>>>

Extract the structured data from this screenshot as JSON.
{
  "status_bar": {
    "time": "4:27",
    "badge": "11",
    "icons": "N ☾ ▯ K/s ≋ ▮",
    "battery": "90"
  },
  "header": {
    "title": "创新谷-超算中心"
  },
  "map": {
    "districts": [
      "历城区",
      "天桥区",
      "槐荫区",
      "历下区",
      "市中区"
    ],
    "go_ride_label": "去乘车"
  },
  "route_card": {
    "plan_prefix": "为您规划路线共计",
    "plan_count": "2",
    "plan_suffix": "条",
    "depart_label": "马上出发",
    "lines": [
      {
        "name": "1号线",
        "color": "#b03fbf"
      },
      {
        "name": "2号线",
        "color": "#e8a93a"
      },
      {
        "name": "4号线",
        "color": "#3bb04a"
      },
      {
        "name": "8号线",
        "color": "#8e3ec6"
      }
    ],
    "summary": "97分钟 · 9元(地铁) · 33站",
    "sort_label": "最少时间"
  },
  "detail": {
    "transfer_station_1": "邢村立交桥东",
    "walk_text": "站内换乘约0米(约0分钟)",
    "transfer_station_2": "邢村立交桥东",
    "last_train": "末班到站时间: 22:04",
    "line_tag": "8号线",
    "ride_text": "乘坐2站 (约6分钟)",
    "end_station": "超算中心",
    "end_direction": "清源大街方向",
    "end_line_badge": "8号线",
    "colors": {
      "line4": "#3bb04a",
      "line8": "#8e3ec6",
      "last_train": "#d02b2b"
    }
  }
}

<<<

YOUR TASK: Return the entries above exactly, each one complete.

FINAL RESULT:
Extract the structured data from this screenshot as JSON.
{
  "status_bar": {
    "time": "4:27",
    "badge": "11",
    "icons": "N ☾ ▯ K/s ≋ ▮",
    "battery": "90"
  },
  "header": {
    "title": "创新谷-超算中心"
  },
  "map": {
    "districts": [
      "历城区",
      "天桥区",
      "槐荫区",
      "历下区",
      "市中区"
    ],
    "go_ride_label": "去乘车"
  },
  "route_card": {
    "plan_prefix": "为您规划路线共计",
    "plan_count": "2",
    "plan_suffix": "条",
    "depart_label": "马上出发",
    "lines": [
      {
        "name": "1号线",
        "color": "#b03fbf"
      },
      {
        "name": "2号线",
        "color": "#e8a93a"
      },
      {
        "name": "4号线",
        "color": "#3bb04a"
      },
      {
        "name": "8号线",
        "color": "#8e3ec6"
      }
    ],
    "summary": "97分钟 · 9元(地铁) · 33站",
    "sort_label": "最少时间"
  },
  "detail": {
    "transfer_station_1": "邢村立交桥东",
    "walk_text": "站内换乘约0米(约0分钟)",
    "transfer_station_2": "邢村立交桥东",
    "last_train": "末班到站时间: 22:04",
    "line_tag": "8号线",
    "ride_text": "乘坐2站 (约6分钟)",
    "end_station": "超算中心",
    "end_direction": "清源大街方向",
    "end_line_badge": "8号线",
    "colors": {
      "line4": "#3bb04a",
      "line8": "#8e3ec6",
      "last_train": "#d02b2b"
    }
  }
}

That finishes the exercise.